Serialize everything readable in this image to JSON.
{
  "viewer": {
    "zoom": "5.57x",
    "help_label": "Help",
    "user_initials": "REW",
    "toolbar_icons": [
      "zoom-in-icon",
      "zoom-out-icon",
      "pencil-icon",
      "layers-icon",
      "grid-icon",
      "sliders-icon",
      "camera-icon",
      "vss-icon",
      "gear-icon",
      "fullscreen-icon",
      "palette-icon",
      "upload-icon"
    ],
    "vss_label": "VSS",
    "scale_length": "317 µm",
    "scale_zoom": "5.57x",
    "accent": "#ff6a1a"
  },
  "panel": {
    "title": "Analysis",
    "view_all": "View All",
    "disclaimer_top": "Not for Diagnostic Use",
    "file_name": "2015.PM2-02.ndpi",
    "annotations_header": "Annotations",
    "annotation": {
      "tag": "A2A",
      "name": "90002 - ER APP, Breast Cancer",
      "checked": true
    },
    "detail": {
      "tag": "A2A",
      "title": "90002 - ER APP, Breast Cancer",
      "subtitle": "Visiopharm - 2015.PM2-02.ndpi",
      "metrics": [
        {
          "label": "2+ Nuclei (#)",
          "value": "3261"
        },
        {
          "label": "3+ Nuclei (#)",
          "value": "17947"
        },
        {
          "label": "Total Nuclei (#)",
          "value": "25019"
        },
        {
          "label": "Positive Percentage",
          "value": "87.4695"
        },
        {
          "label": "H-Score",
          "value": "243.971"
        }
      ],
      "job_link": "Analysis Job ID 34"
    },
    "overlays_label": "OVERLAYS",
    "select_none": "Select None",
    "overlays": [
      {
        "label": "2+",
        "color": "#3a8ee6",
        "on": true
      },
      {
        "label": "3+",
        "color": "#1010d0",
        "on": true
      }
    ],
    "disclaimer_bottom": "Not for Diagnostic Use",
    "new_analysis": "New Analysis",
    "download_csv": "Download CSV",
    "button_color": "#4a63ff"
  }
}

————

(Given task) Pull out all lines in the data above that include "Breast".

(Solved problem)
      "name": "90002 - ER APP, Breast Cancer",
      "title": "90002 - ER APP, Breast Cancer",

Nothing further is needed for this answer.